◆ Exercise prompt ◆
Gather up the lines that contain "mysite".

◆ Source records ◆
══════════════════════════════

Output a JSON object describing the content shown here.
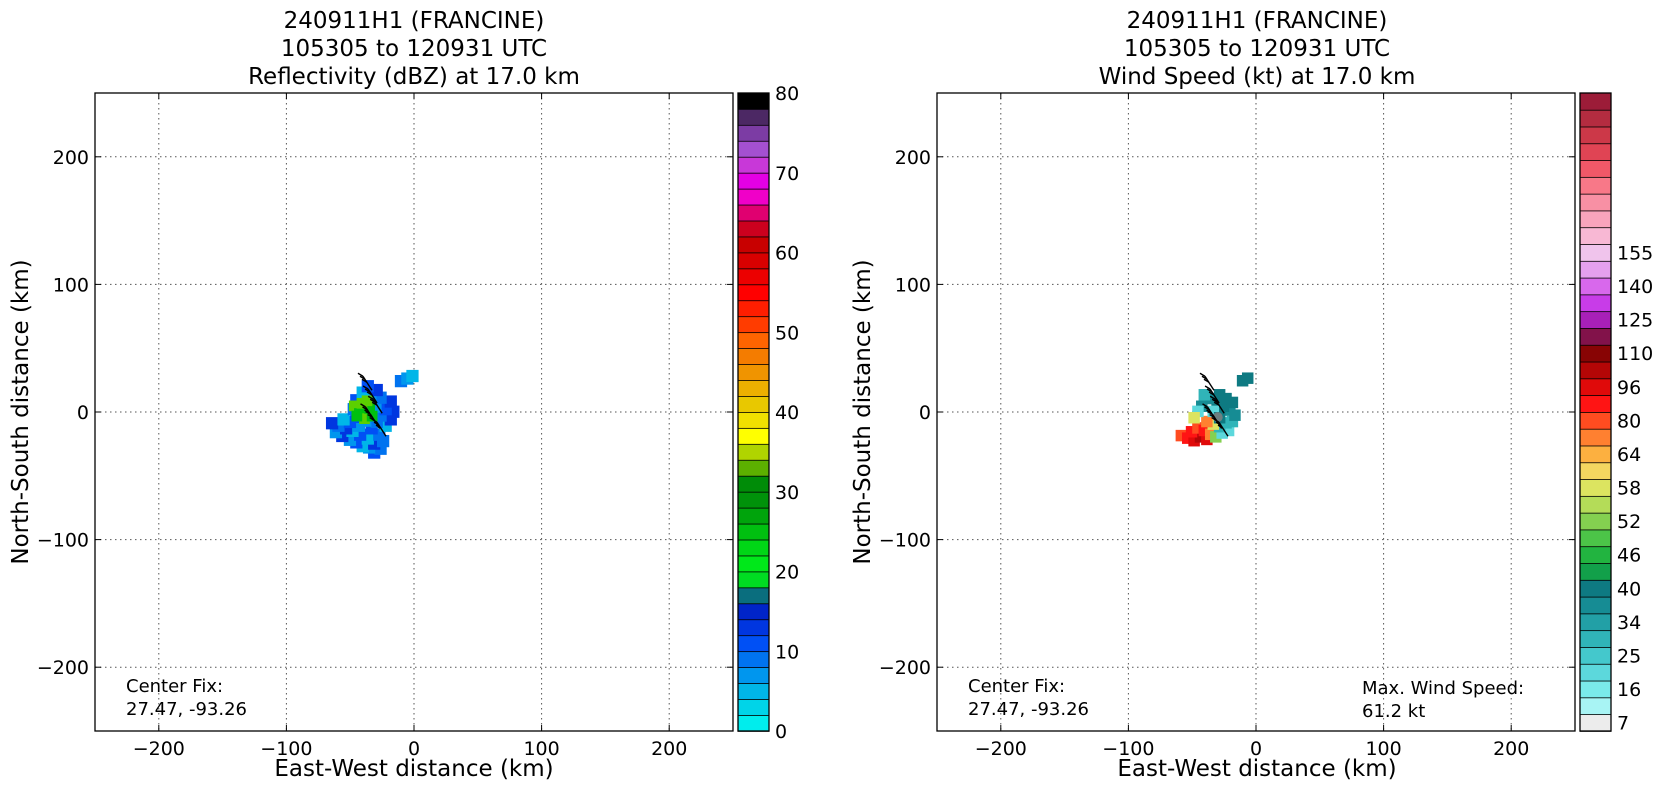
{
  "chart_data": [
    {
      "type": "heatmap",
      "title_lines": [
        "240911H1 (FRANCINE)",
        "105305 to 120931 UTC",
        "Reflectivity (dBZ) at 17.0 km"
      ],
      "xlabel": "East-West distance (km)",
      "ylabel": "North-South distance (km)",
      "xlim": [
        -250,
        250
      ],
      "ylim": [
        -250,
        250
      ],
      "xticks": [
        -200,
        -100,
        0,
        100,
        200
      ],
      "yticks": [
        -200,
        -100,
        0,
        100,
        200
      ],
      "xtick_labels": [
        "−200",
        "−100",
        "0",
        "100",
        "200"
      ],
      "ytick_labels": [
        "−200",
        "−100",
        "0",
        "100",
        "200"
      ],
      "grid": true,
      "annotations": {
        "center_fix_label": "Center Fix:",
        "center_fix_value": "27.47, -93.26"
      },
      "colorbar": {
        "range": [
          0,
          80
        ],
        "tick_values": [
          0,
          10,
          20,
          30,
          40,
          50,
          60,
          70,
          80
        ],
        "colors": [
          "#00eded",
          "#00d4e8",
          "#00b6e8",
          "#0096ee",
          "#0073f0",
          "#0050f5",
          "#0036e0",
          "#0024c8",
          "#0a6e7e",
          "#00dc22",
          "#00e81a",
          "#00d616",
          "#00c010",
          "#00a40c",
          "#00920a",
          "#008c08",
          "#5cb000",
          "#b0d400",
          "#ffff00",
          "#f0e000",
          "#e8c800",
          "#ecb000",
          "#f09400",
          "#f47c00",
          "#ff6400",
          "#ff3c00",
          "#ff1e00",
          "#ff0000",
          "#ec0000",
          "#d80000",
          "#c80000",
          "#cc001e",
          "#e00070",
          "#f000c8",
          "#e400e4",
          "#c838d8",
          "#a450d0",
          "#7c3ca4",
          "#4c2864",
          "#000000"
        ]
      },
      "echo_points": [
        [
          -33,
          -30
        ],
        [
          -28,
          -27
        ],
        [
          -37,
          -26
        ],
        [
          -42,
          -25
        ],
        [
          -33,
          -23
        ],
        [
          -47,
          -22
        ],
        [
          -26,
          -21
        ],
        [
          -52,
          -20
        ],
        [
          -38,
          -19
        ],
        [
          -58,
          -17
        ],
        [
          -44,
          -16
        ],
        [
          -29,
          -16
        ],
        [
          -63,
          -14
        ],
        [
          -50,
          -13
        ],
        [
          -55,
          -11
        ],
        [
          -35,
          -11
        ],
        [
          -61,
          -9
        ],
        [
          -45,
          -9
        ],
        [
          -24,
          -9
        ],
        [
          -66,
          -7
        ],
        [
          -52,
          -6
        ],
        [
          -31,
          -6
        ],
        [
          -40,
          -5
        ],
        [
          -57,
          -4
        ],
        [
          -20,
          -4
        ],
        [
          -47,
          -2
        ],
        [
          -28,
          -1
        ],
        [
          -36,
          0
        ],
        [
          -43,
          2
        ],
        [
          -18,
          2
        ],
        [
          -24,
          4
        ],
        [
          -49,
          4
        ],
        [
          -32,
          6
        ],
        [
          -41,
          8
        ],
        [
          -20,
          10
        ],
        [
          -47,
          11
        ],
        [
          -28,
          13
        ],
        [
          -36,
          14
        ],
        [
          -42,
          17
        ],
        [
          -31,
          19
        ],
        [
          -38,
          22
        ],
        [
          -12,
          26
        ],
        [
          -7,
          28
        ],
        [
          -3,
          30
        ]
      ],
      "core_points": [
        [
          -48,
          6
        ],
        [
          -44,
          0
        ],
        [
          -40,
          -4
        ],
        [
          -36,
          4
        ],
        [
          -42,
          8
        ],
        [
          -46,
          -2
        ],
        [
          -38,
          10
        ],
        [
          -34,
          -2
        ]
      ],
      "wind_barbs": [
        [
          -40,
          28
        ],
        [
          -36,
          18
        ],
        [
          -32,
          10
        ],
        [
          -38,
          4
        ],
        [
          -34,
          -2
        ],
        [
          -29,
          -8
        ]
      ]
    },
    {
      "type": "heatmap",
      "title_lines": [
        "240911H1 (FRANCINE)",
        "105305 to 120931 UTC",
        "Wind Speed (kt) at 17.0 km"
      ],
      "xlabel": "East-West distance (km)",
      "ylabel": "North-South distance (km)",
      "xlim": [
        -250,
        250
      ],
      "ylim": [
        -250,
        250
      ],
      "xticks": [
        -200,
        -100,
        0,
        100,
        200
      ],
      "yticks": [
        -200,
        -100,
        0,
        100,
        200
      ],
      "xtick_labels": [
        "−200",
        "−100",
        "0",
        "100",
        "200"
      ],
      "ytick_labels": [
        "−200",
        "−100",
        "0",
        "100",
        "200"
      ],
      "grid": true,
      "annotations": {
        "center_fix_label": "Center Fix:",
        "center_fix_value": "27.47, -93.26",
        "max_wind_label": "Max. Wind Speed:",
        "max_wind_value": "61.2 kt"
      },
      "colorbar": {
        "tick_labels": [
          "7",
          "16",
          "25",
          "34",
          "40",
          "46",
          "52",
          "58",
          "64",
          "80",
          "96",
          "110",
          "125",
          "140",
          "155"
        ],
        "tick_segments": [
          0,
          2,
          4,
          6,
          8,
          10,
          12,
          14,
          16,
          18,
          20,
          22,
          24,
          26,
          28
        ],
        "colors": [
          "#ececec",
          "#a8f4f4",
          "#7aeaea",
          "#5cd8dc",
          "#44c8cc",
          "#30b4b8",
          "#22a0a6",
          "#168c94",
          "#0e7a82",
          "#12a04a",
          "#22b440",
          "#4cc448",
          "#84d050",
          "#b4dc58",
          "#dce460",
          "#f4d660",
          "#fcb040",
          "#ff8030",
          "#ff4c20",
          "#ff1414",
          "#e00a0a",
          "#b40606",
          "#880404",
          "#82124a",
          "#a820b8",
          "#c83ce8",
          "#d868ec",
          "#e4a0ee",
          "#f0c4ec",
          "#f8b8d4",
          "#f8a4bc",
          "#f890a4",
          "#f87888",
          "#f05868",
          "#e04454",
          "#cc3848",
          "#b42c40",
          "#9c1c38"
        ]
      },
      "wind_points": [
        [
          -60,
          -17,
          9
        ],
        [
          -55,
          -19,
          10
        ],
        [
          -50,
          -21,
          11
        ],
        [
          -45,
          -18,
          12
        ],
        [
          -40,
          -20,
          11
        ],
        [
          -52,
          -14,
          10
        ],
        [
          -47,
          -11,
          9
        ],
        [
          -42,
          -13,
          10
        ],
        [
          -37,
          -16,
          8
        ],
        [
          -33,
          -18,
          4
        ],
        [
          -28,
          -15,
          3
        ],
        [
          -23,
          -13,
          3
        ],
        [
          -30,
          -10,
          2
        ],
        [
          -25,
          -7,
          2
        ],
        [
          -35,
          -8,
          6
        ],
        [
          -40,
          -6,
          8
        ],
        [
          -20,
          -6,
          2
        ],
        [
          -18,
          -1,
          1
        ],
        [
          -22,
          3,
          1
        ],
        [
          -27,
          6,
          0
        ],
        [
          -32,
          9,
          0
        ],
        [
          -37,
          12,
          1
        ],
        [
          -42,
          15,
          2
        ],
        [
          -30,
          15,
          0
        ],
        [
          -25,
          12,
          0
        ],
        [
          -20,
          9,
          0
        ],
        [
          -44,
          6,
          1
        ],
        [
          -47,
          2,
          3
        ],
        [
          -50,
          -3,
          6
        ],
        [
          -35,
          2,
          3
        ],
        [
          -30,
          -3,
          0
        ],
        [
          -12,
          26,
          0
        ],
        [
          -8,
          28,
          0
        ]
      ],
      "wind_barbs": [
        [
          -40,
          28
        ],
        [
          -36,
          18
        ],
        [
          -32,
          10
        ],
        [
          -38,
          4
        ],
        [
          -34,
          -2
        ],
        [
          -29,
          -8
        ]
      ]
    }
  ]
}
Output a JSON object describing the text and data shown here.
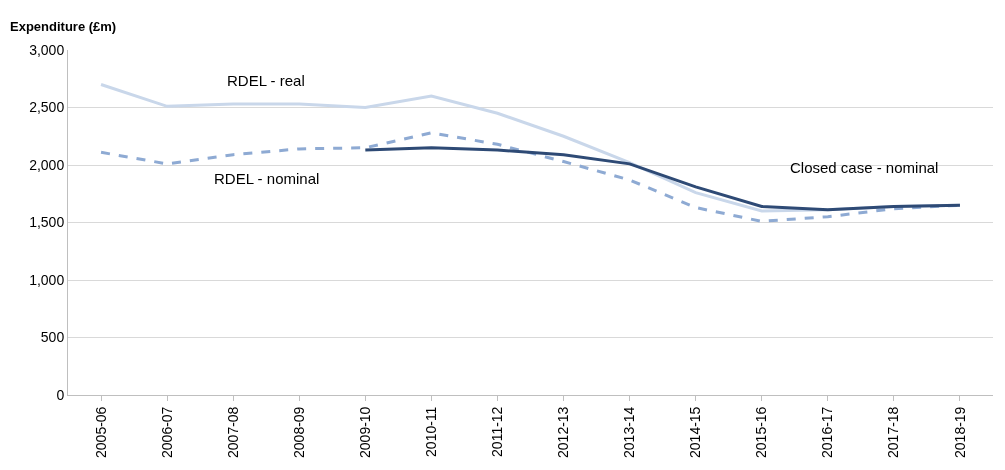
{
  "chart_data": {
    "type": "line",
    "ylabel": "Expenditure (£m)",
    "categories": [
      "2005-06",
      "2006-07",
      "2007-08",
      "2008-09",
      "2009-10",
      "2010-11",
      "2011-12",
      "2012-13",
      "2013-14",
      "2014-15",
      "2015-16",
      "2016-17",
      "2017-18",
      "2018-19"
    ],
    "series": [
      {
        "name": "RDEL - real",
        "color": "#c9d7ea",
        "line_style": "solid",
        "values": [
          2700,
          2510,
          2530,
          2530,
          2500,
          2600,
          2450,
          2250,
          2020,
          1760,
          1600,
          1610,
          1640,
          1650
        ]
      },
      {
        "name": "RDEL - nominal",
        "color": "#8eaad3",
        "line_style": "dashed",
        "values": [
          2110,
          2010,
          2090,
          2140,
          2150,
          2280,
          2180,
          2030,
          1870,
          1630,
          1510,
          1550,
          1620,
          1650
        ]
      },
      {
        "name": "Closed case - nominal",
        "color": "#2e4a75",
        "line_style": "solid",
        "values": [
          null,
          null,
          null,
          null,
          2130,
          2150,
          2130,
          2090,
          2010,
          1810,
          1640,
          1610,
          1640,
          1650
        ]
      }
    ],
    "ylim": [
      0,
      3000
    ],
    "yticks": [
      {
        "value": 0,
        "label": "0"
      },
      {
        "value": 500,
        "label": "500"
      },
      {
        "value": 1000,
        "label": "1,000"
      },
      {
        "value": 1500,
        "label": "1,500"
      },
      {
        "value": 2000,
        "label": "2,000"
      },
      {
        "value": 2500,
        "label": "2,500"
      },
      {
        "value": 3000,
        "label": "3,000"
      }
    ],
    "grid": "y",
    "legend": false,
    "marker": "none"
  }
}
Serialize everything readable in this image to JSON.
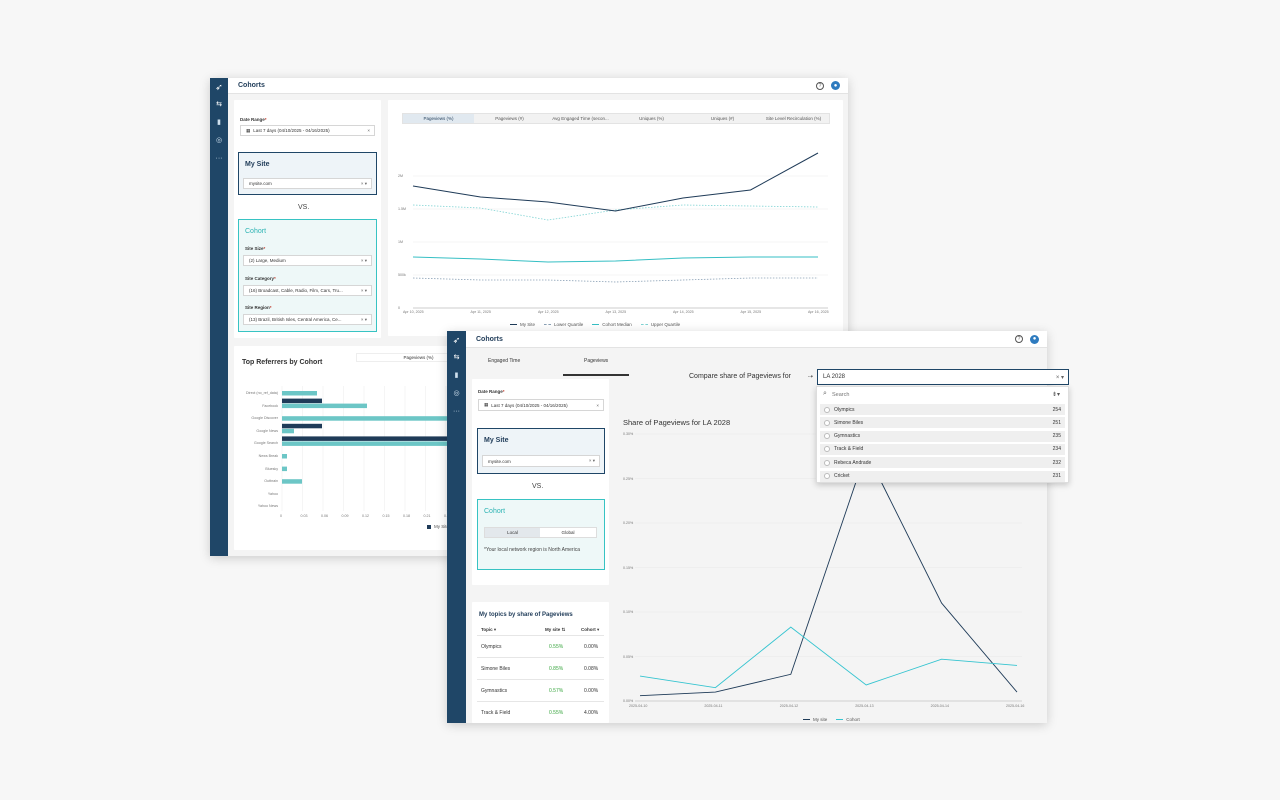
{
  "back_window": {
    "title": "Cohorts",
    "filters": {
      "date_range_label": "Date Range",
      "date_range_value": "Last 7 days (04/10/2025 - 04/16/2025)",
      "my_site_title": "My Site",
      "my_site_value": "mysite.com",
      "vs": "VS.",
      "cohort_title": "Cohort",
      "site_size_label": "Site Size",
      "site_size_value": "(2) Large, Medium",
      "site_category_label": "Site Category",
      "site_category_value": "(16) Broadcast, Cable, Radio, Film, Cars, Tru...",
      "site_region_label": "Site Region",
      "site_region_value": "(13) Brazil, British Isles, Central America, Ce..."
    },
    "metric_tabs": [
      "Pageviews (%)",
      "Pageviews (#)",
      "Avg Engaged Time (secon...",
      "Uniques (%)",
      "Uniques (#)",
      "Site Level Recirculation (%)"
    ],
    "active_metric_tab": 0,
    "trend_chart": {
      "y_ticks": [
        "2M",
        "1.5M",
        "1M",
        "500k",
        "0"
      ],
      "x_ticks": [
        "Apr 10, 2025",
        "Apr 11, 2025",
        "Apr 12, 2025",
        "Apr 13, 2025",
        "Apr 14, 2025",
        "Apr 15, 2025",
        "Apr 16, 2025"
      ],
      "legend": [
        "My Site",
        "Lower Quartile",
        "Cohort Median",
        "Upper Quartile"
      ]
    },
    "referrers": {
      "title": "Top Referrers by Cohort",
      "metric_select": "Pageviews (%)",
      "categories": [
        "Direct (no_ref_data)",
        "Facebook",
        "Google Discover",
        "Google News",
        "Google Search",
        "News Break",
        "Bluesky",
        "Outbrain",
        "Yahoo",
        "Yahoo News"
      ],
      "x_ticks": [
        "0",
        "0.03",
        "0.06",
        "0.09",
        "0.12",
        "0.15",
        "0.18",
        "0.21",
        "0.24",
        "0.27"
      ],
      "legend_my_site": "My Site"
    }
  },
  "front_window": {
    "title": "Cohorts",
    "tabs": [
      "Engaged Time",
      "Pageviews"
    ],
    "active_tab": 1,
    "date_range_label": "Date Range",
    "date_range_value": "Last 7 days (04/10/2025 - 04/16/2025)",
    "my_site_title": "My Site",
    "my_site_value": "mysite.com",
    "vs": "VS.",
    "cohort_title": "Cohort",
    "cohort_toggle": [
      "Local",
      "Global"
    ],
    "cohort_note": "*Your local network region is North America",
    "compare_label": "Compare share of Pageviews for",
    "compare_value": "LA 2028",
    "search_placeholder": "Search",
    "topic_options": [
      {
        "name": "Olympics",
        "count": "254"
      },
      {
        "name": "Simone Biles",
        "count": "251"
      },
      {
        "name": "Gymnastics",
        "count": "235"
      },
      {
        "name": "Track & Field",
        "count": "234"
      },
      {
        "name": "Rebeca Andrade",
        "count": "232"
      },
      {
        "name": "Cricket",
        "count": "231"
      }
    ],
    "topics_title": "My topics by share of Pageviews",
    "topics_headers": [
      "Topic",
      "My site",
      "Cohort"
    ],
    "topics_rows": [
      {
        "topic": "Olympics",
        "my_site": "0.55%",
        "cohort": "0.00%"
      },
      {
        "topic": "Simone Biles",
        "my_site": "0.85%",
        "cohort": "0.08%"
      },
      {
        "topic": "Gymnastics",
        "my_site": "0.57%",
        "cohort": "0.00%"
      },
      {
        "topic": "Track & Field",
        "my_site": "0.55%",
        "cohort": "4.00%"
      }
    ]
  },
  "chart_data": {
    "type": "line",
    "title": "Share of Pageviews for LA 2028",
    "x": [
      "2025-04-10",
      "2025-04-11",
      "2025-04-12",
      "2025-04-13",
      "2025-04-14",
      "2025-04-16"
    ],
    "y_ticks": [
      "0.30%",
      "0.25%",
      "0.20%",
      "0.15%",
      "0.10%",
      "0.05%",
      "0.00%"
    ],
    "ylim": [
      0,
      0.3
    ],
    "series": [
      {
        "name": "My site",
        "color": "#1f3b58",
        "values": [
          0.006,
          0.01,
          0.03,
          0.28,
          0.11,
          0.01
        ]
      },
      {
        "name": "Cohort",
        "color": "#35c4d0",
        "values": [
          0.028,
          0.015,
          0.083,
          0.018,
          0.047,
          0.04
        ]
      }
    ],
    "legend": [
      "My site",
      "Cohort"
    ]
  }
}
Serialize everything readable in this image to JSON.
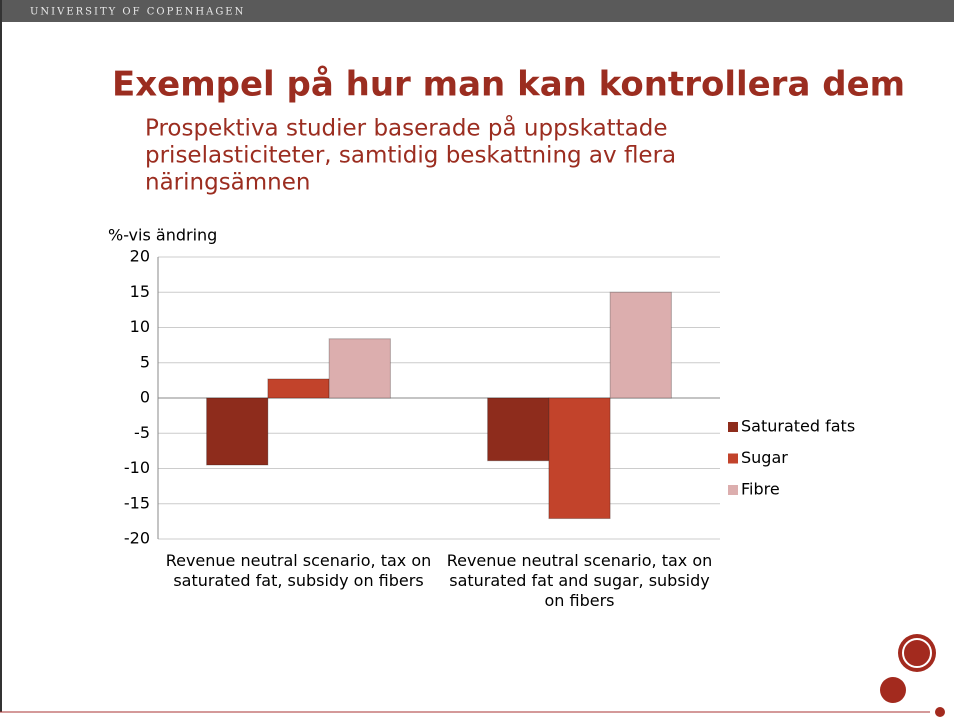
{
  "header": "UNIVERSITY OF COPENHAGEN",
  "title": "Exempel på hur man kan kontrollera dem",
  "subtitle": [
    "Prospektiva studier baserade på uppskattade",
    "priselasticiteter, samtidig beskattning av flera",
    "näringsämnen"
  ],
  "chart_data": {
    "type": "bar",
    "ylabel": "%-vis ändring",
    "categories": [
      "Revenue neutral scenario, tax on saturated fat, subsidy on fibers",
      "Revenue neutral scenario, tax on saturated fat and sugar, subsidy on fibers"
    ],
    "series": [
      {
        "name": "Saturated fats",
        "color": "#8e2c1c",
        "values": [
          -9.5,
          -8.9
        ]
      },
      {
        "name": "Sugar",
        "color": "#c2432b",
        "values": [
          2.7,
          -17.1
        ]
      },
      {
        "name": "Fibre",
        "color": "#dcaeae",
        "values": [
          8.4,
          15.0
        ]
      }
    ],
    "ylim": [
      -20,
      20
    ],
    "yticks": [
      -20,
      -15,
      -10,
      -5,
      0,
      5,
      10,
      15,
      20
    ],
    "grid": true,
    "legend": "right"
  }
}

══════════════════════════════

◆ Final result ◆
      "my_site_value": "mysite.com",
    "my_site_value": "mysite.com",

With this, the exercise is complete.